▶ REQUIREMENTS: Copy each line in which the string "Portfolio" occurs.

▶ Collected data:
□ □ □ □ □

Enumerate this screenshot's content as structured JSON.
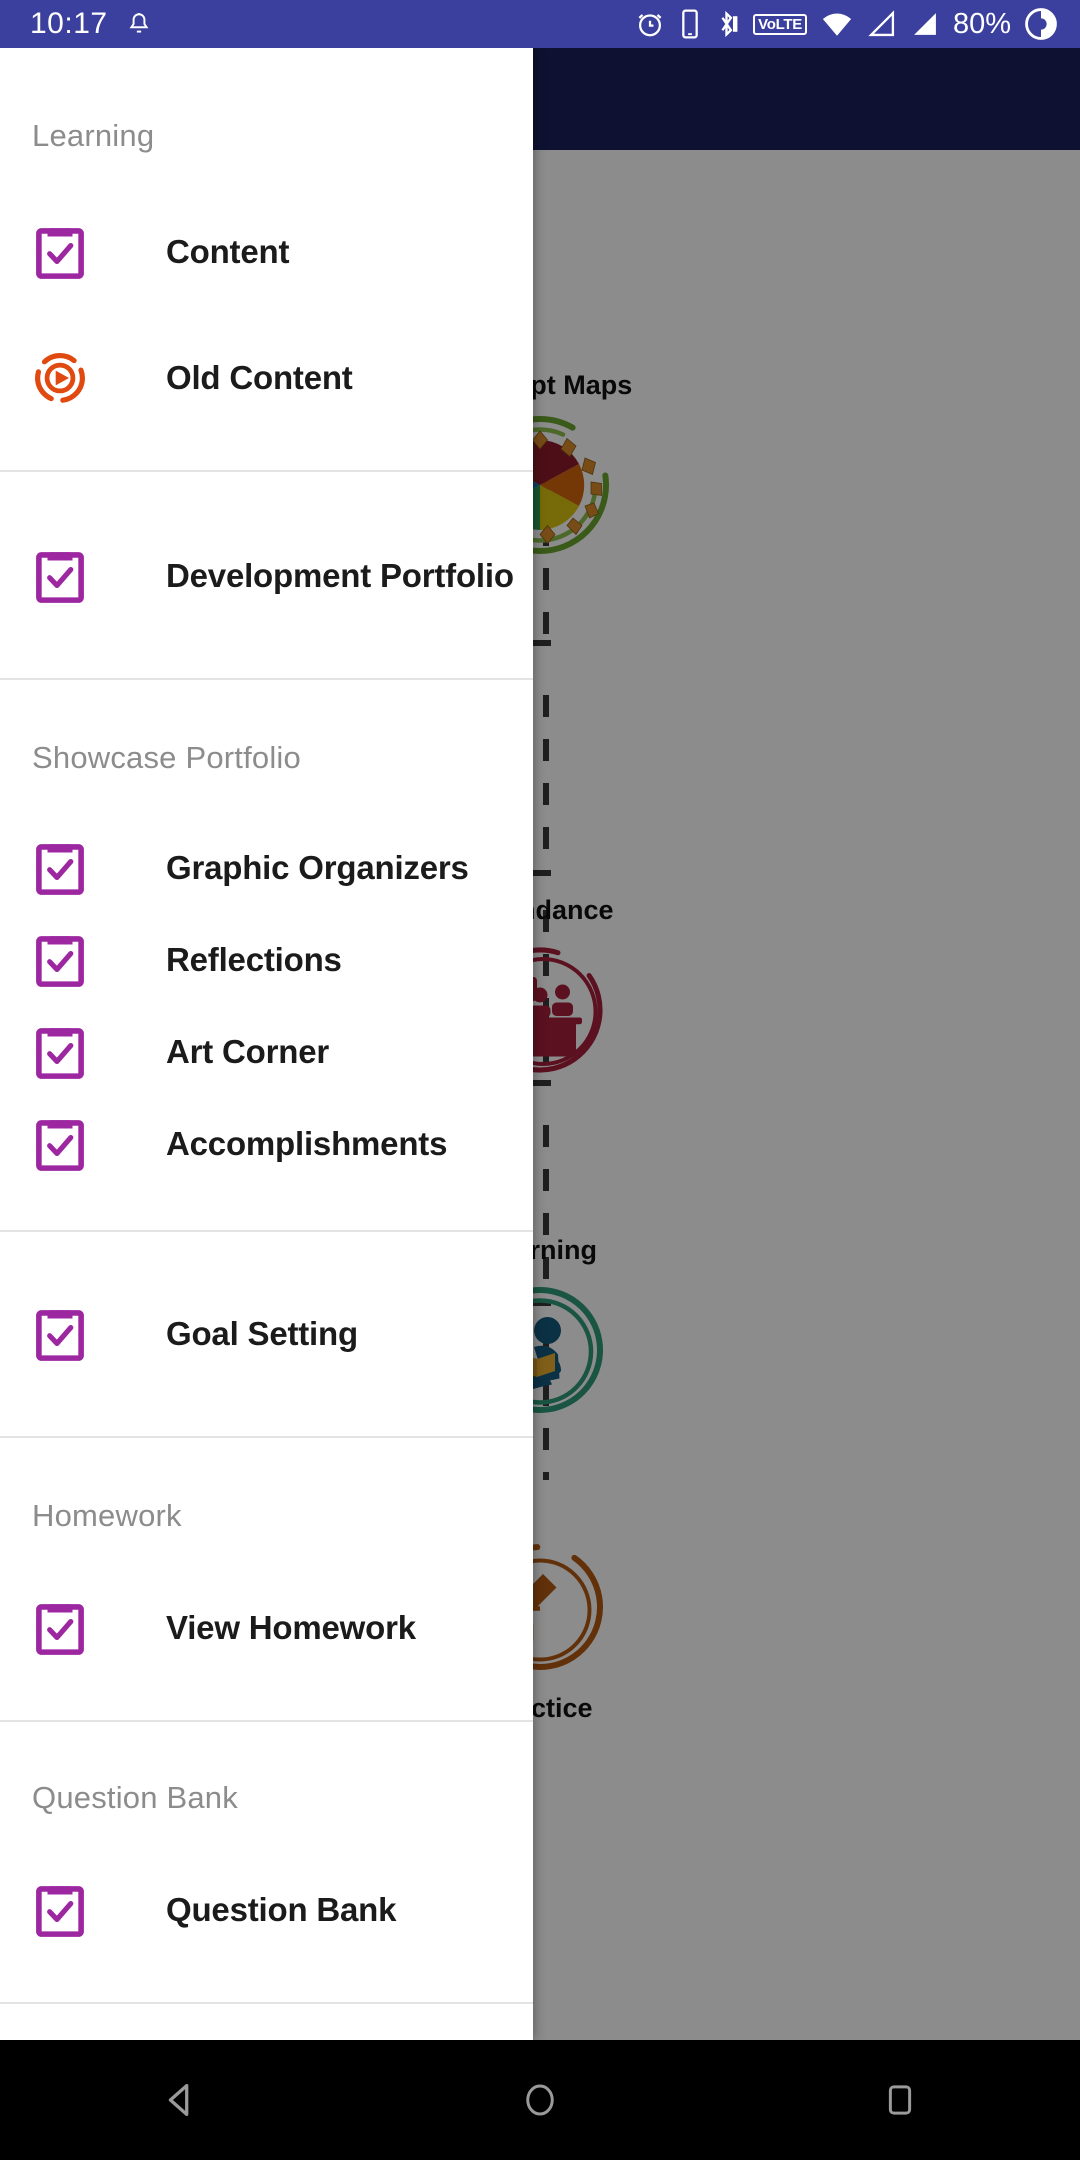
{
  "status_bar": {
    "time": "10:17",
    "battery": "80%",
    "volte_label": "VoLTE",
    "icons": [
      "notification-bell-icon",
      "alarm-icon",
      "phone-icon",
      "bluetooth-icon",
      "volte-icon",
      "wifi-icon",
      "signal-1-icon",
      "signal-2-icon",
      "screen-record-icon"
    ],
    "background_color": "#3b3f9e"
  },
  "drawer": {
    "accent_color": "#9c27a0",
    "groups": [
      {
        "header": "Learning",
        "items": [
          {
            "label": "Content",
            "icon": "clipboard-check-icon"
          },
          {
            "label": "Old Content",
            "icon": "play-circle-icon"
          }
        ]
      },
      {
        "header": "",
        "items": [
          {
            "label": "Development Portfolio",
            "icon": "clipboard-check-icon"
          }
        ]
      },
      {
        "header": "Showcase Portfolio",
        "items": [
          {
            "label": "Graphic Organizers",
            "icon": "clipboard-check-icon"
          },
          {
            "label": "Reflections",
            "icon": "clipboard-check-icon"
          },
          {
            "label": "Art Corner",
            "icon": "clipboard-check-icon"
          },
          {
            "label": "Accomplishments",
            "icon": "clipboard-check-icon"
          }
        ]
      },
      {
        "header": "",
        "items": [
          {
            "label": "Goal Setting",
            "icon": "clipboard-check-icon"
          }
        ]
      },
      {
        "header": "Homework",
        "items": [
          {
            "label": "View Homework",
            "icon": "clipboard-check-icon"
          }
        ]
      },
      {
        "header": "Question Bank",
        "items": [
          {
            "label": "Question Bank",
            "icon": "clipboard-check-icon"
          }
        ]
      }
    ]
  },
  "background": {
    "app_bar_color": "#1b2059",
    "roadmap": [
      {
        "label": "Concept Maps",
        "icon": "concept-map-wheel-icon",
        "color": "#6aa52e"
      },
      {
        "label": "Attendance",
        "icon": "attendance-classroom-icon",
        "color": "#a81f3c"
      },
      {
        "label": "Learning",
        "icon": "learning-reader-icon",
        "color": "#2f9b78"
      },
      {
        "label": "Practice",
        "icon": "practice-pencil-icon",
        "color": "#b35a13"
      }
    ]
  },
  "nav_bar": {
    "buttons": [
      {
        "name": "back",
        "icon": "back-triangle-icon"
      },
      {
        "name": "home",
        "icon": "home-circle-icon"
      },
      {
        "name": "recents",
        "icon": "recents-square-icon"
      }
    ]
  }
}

□ □ □ □ □

▶ ANSWER:
            "label": "Development Portfolio",
        "header": "Showcase Portfolio",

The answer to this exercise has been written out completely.